**TASK TO COMPLETE**
From the entries that follow, pick out all lines holding "April".

**GIVEN RECORDS**
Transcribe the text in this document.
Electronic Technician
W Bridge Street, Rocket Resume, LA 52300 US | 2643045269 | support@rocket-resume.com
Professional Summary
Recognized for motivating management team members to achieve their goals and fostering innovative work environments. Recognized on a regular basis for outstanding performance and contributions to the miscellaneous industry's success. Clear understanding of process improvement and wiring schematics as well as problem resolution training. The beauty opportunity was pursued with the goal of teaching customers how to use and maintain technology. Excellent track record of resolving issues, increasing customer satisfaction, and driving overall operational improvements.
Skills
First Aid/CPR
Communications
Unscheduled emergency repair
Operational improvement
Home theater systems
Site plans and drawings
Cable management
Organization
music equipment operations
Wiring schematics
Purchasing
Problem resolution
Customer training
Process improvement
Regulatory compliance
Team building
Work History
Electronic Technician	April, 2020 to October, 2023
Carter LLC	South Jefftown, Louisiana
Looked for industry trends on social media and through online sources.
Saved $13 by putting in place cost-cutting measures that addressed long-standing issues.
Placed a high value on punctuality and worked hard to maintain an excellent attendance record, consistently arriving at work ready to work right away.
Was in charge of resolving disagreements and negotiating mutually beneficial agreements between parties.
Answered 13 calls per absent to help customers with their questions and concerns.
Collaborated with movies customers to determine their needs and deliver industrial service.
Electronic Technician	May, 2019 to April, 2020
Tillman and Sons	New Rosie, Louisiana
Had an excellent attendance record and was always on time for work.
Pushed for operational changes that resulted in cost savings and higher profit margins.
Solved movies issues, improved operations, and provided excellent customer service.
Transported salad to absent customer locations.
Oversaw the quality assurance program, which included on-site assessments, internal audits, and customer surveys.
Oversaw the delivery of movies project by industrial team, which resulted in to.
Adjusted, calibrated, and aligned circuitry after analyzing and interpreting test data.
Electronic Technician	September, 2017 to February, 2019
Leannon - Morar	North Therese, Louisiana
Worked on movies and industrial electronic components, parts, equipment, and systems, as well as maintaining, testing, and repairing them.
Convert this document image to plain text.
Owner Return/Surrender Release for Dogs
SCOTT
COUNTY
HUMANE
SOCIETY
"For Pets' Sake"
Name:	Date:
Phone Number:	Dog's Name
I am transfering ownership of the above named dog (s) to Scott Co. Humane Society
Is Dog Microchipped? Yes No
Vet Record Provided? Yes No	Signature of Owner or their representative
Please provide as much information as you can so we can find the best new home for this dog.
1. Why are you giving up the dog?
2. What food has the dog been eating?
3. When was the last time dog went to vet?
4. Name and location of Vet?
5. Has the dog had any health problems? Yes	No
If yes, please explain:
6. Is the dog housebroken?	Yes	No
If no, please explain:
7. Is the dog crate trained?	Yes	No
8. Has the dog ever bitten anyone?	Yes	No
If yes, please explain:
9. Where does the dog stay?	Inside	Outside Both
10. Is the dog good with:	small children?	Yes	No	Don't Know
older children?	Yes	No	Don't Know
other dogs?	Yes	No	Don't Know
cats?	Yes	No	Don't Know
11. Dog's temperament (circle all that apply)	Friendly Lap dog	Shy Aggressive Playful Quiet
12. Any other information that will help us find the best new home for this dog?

**WRITTEN SOLUTION**
Electronic Technician	April, 2020 to October, 2023
Electronic Technician	May, 2019 to April, 2020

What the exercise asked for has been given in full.